*Material to process:*
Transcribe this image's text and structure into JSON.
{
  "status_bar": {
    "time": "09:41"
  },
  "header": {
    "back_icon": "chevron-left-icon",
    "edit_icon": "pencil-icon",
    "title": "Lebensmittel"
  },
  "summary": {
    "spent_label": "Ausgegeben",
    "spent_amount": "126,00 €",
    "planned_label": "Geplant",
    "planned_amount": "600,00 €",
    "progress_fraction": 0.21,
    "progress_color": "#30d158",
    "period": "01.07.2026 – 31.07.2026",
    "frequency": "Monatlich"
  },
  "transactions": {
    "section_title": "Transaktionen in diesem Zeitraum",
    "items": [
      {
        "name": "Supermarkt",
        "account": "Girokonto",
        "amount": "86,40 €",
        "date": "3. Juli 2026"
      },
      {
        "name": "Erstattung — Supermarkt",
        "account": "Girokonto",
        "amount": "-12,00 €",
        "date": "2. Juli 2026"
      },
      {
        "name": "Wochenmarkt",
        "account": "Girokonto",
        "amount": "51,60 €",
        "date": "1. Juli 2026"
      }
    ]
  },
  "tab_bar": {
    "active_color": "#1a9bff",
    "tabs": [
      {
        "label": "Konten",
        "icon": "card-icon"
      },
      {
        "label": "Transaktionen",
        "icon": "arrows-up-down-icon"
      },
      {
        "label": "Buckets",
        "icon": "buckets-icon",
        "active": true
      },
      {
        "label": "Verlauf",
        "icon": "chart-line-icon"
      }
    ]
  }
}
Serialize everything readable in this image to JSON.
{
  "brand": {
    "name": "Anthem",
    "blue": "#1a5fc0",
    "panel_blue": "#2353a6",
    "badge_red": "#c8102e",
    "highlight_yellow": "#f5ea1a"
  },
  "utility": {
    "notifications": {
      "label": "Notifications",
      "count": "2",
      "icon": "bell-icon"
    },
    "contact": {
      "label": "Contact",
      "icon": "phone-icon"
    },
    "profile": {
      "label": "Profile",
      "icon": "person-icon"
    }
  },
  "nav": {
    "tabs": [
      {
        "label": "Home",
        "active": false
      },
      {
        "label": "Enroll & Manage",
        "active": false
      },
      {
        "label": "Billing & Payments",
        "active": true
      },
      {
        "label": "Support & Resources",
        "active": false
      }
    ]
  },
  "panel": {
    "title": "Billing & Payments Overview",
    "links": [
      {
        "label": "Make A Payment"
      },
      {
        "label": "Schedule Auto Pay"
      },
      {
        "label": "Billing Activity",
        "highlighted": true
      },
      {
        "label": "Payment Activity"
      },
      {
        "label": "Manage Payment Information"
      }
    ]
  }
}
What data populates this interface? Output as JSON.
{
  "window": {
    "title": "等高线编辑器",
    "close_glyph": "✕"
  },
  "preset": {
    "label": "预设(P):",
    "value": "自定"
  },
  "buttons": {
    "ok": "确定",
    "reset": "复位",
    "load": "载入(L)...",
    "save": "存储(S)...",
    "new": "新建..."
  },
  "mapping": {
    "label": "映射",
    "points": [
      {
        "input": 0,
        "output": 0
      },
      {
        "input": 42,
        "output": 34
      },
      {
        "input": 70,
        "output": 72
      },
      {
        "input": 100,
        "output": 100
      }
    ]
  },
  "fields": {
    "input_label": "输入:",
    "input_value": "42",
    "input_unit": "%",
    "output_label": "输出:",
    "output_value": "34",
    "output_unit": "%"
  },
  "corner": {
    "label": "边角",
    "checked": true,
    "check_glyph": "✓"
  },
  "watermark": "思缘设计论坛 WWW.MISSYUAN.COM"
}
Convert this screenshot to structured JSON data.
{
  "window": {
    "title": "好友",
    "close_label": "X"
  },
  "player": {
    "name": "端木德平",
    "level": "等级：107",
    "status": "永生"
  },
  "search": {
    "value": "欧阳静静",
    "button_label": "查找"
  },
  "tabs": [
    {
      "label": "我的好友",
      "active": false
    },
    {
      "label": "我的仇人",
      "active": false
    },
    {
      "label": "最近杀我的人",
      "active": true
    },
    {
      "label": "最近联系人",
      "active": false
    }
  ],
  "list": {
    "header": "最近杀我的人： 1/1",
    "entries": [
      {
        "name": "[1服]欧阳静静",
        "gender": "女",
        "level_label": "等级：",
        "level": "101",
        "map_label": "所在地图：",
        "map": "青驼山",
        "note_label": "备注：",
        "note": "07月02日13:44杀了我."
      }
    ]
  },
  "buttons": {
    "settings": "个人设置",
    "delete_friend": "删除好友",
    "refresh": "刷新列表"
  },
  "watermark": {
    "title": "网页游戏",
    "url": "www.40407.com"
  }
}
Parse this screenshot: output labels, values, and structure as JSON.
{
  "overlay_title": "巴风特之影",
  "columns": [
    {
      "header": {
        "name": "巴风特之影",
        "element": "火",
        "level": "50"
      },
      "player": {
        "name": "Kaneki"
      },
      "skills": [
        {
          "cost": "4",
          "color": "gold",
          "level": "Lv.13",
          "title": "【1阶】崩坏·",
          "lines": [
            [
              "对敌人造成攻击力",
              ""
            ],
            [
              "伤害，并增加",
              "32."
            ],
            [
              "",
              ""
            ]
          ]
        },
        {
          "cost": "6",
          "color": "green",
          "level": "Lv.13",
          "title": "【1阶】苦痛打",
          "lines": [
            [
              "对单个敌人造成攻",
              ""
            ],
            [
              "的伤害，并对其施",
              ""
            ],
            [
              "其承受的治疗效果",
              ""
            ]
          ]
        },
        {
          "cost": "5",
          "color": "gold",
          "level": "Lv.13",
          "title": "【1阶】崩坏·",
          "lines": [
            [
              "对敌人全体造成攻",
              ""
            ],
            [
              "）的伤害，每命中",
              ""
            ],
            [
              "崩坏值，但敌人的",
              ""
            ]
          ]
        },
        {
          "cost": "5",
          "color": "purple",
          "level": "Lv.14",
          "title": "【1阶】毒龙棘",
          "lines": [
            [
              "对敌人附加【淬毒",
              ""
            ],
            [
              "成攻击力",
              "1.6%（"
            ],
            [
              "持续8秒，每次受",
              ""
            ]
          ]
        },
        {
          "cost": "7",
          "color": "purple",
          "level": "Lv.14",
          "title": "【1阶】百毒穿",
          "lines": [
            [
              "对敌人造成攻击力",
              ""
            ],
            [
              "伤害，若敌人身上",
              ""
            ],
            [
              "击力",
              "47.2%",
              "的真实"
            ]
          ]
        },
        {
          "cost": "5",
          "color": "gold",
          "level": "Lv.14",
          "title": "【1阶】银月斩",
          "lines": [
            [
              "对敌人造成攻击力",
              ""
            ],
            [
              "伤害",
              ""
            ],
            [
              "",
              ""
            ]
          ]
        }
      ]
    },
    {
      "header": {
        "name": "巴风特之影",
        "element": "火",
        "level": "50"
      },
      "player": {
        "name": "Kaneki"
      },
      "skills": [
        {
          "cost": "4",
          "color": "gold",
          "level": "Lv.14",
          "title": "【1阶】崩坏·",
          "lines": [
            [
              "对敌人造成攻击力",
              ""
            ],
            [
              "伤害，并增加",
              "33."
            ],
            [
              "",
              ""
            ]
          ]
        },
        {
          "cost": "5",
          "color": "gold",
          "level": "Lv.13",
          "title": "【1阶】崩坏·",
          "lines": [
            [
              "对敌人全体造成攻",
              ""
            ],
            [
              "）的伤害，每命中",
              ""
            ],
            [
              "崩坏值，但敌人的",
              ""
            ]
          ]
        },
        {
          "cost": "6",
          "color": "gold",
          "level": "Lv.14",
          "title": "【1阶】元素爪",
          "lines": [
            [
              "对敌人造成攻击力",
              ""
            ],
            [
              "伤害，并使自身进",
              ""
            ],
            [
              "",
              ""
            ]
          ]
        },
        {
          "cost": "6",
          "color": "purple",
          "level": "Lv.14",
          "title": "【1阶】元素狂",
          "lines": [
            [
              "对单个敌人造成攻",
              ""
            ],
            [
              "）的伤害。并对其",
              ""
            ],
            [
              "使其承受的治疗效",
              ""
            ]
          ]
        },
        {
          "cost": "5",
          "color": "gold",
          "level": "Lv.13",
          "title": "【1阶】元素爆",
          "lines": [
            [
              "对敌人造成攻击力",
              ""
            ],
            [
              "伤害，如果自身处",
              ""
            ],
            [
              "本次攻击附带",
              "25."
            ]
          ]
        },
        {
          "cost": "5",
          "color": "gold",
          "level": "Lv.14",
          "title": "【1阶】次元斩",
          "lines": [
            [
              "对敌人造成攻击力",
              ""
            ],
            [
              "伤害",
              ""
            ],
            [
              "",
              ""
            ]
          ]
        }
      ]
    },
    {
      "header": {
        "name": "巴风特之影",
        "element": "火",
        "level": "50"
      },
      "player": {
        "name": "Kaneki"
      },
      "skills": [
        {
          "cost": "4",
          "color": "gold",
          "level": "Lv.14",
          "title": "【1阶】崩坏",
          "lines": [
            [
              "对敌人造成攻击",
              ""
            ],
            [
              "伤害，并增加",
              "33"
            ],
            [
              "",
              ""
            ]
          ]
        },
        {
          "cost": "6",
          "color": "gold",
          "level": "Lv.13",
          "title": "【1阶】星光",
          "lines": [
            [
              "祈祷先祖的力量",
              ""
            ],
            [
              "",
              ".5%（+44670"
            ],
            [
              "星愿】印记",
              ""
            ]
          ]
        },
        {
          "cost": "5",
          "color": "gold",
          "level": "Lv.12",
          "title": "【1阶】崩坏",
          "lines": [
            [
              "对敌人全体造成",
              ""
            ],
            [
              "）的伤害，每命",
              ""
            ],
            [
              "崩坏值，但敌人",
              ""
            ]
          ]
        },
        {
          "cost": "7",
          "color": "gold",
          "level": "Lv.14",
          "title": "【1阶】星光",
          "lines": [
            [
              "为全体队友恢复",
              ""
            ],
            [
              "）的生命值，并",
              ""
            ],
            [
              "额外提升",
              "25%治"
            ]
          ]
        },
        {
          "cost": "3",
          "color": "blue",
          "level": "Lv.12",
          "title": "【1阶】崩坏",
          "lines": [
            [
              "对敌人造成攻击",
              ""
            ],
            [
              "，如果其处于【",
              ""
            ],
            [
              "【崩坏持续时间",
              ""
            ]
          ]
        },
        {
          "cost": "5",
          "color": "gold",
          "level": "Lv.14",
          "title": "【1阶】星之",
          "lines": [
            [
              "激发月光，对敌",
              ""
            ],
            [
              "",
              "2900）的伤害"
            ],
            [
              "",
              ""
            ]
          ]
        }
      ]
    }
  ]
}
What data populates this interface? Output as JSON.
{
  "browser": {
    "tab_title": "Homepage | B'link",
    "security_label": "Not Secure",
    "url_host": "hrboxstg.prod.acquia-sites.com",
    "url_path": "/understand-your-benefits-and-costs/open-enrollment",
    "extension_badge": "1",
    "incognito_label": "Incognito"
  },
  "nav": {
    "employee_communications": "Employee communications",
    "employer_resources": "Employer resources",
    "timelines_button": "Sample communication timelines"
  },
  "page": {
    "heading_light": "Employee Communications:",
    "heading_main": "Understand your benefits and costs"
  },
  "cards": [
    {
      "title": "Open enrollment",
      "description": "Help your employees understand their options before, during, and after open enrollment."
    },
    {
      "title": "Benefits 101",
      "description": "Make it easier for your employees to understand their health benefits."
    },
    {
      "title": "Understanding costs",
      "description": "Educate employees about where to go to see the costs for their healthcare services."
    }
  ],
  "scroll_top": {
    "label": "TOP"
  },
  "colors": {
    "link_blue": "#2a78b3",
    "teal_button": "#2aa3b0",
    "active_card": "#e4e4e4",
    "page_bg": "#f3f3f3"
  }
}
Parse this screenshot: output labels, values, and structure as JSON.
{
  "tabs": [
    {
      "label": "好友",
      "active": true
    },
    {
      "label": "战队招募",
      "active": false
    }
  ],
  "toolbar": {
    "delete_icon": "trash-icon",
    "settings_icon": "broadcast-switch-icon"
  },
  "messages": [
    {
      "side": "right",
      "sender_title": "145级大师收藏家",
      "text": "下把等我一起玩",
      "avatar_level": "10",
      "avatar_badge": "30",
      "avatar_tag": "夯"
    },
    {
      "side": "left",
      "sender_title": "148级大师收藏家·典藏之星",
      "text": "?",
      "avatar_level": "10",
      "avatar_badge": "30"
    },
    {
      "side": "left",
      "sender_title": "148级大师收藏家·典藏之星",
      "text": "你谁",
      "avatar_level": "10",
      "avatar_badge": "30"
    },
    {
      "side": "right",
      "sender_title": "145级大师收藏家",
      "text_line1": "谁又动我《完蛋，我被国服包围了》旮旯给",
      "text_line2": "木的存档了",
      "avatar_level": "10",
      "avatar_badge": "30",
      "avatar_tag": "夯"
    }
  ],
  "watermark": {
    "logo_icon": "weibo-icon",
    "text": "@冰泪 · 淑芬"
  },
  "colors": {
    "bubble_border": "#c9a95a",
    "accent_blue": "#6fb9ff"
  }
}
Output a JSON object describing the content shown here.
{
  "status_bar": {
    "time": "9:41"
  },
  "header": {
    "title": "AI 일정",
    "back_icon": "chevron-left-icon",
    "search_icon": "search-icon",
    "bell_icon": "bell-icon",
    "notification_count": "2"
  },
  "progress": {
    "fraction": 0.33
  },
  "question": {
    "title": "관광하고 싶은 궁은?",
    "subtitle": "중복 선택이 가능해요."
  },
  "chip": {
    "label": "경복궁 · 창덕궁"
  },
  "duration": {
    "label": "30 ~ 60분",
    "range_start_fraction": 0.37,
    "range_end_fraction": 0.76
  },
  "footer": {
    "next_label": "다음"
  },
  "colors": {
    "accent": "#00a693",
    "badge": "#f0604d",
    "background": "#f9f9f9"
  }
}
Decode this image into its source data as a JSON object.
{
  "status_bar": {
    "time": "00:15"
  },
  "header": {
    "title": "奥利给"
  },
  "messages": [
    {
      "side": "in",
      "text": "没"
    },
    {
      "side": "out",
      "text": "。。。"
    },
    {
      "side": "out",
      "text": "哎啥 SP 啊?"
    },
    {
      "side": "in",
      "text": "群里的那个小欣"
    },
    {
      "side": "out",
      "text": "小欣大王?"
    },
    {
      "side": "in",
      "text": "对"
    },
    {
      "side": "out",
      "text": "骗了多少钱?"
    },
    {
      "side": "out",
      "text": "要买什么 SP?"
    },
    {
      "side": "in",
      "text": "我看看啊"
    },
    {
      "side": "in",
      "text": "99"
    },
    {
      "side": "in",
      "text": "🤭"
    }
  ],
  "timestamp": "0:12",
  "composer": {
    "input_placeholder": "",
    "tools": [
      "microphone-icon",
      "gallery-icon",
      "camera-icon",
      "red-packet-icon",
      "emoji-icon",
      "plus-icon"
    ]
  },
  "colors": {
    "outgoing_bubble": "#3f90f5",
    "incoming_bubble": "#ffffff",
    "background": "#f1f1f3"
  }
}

*Given problem:*
Exactly reproduce the lines that run from the line with "Decode this image" through the last line of the records, inclusive.

*Final answer:*
Decode this image into its source data as a JSON object.
{
  "status_bar": {
    "time": "00:15"
  },
  "header": {
    "title": "奥利给"
  },
  "messages": [
    {
      "side": "in",
      "text": "没"
    },
    {
      "side": "out",
      "text": "。。。"
    },
    {
      "side": "out",
      "text": "哎啥 SP 啊?"
    },
    {
      "side": "in",
      "text": "群里的那个小欣"
    },
    {
      "side": "out",
      "text": "小欣大王?"
    },
    {
      "side": "in",
      "text": "对"
    },
    {
      "side": "out",
      "text": "骗了多少钱?"
    },
    {
      "side": "out",
      "text": "要买什么 SP?"
    },
    {
      "side": "in",
      "text": "我看看啊"
    },
    {
      "side": "in",
      "text": "99"
    },
    {
      "side": "in",
      "text": "🤭"
    }
  ],
  "timestamp": "0:12",
  "composer": {
    "input_placeholder": "",
    "tools": [
      "microphone-icon",
      "gallery-icon",
      "camera-icon",
      "red-packet-icon",
      "emoji-icon",
      "plus-icon"
    ]
  },
  "colors": {
    "outgoing_bubble": "#3f90f5",
    "incoming_bubble": "#ffffff",
    "background": "#f1f1f3"
  }
}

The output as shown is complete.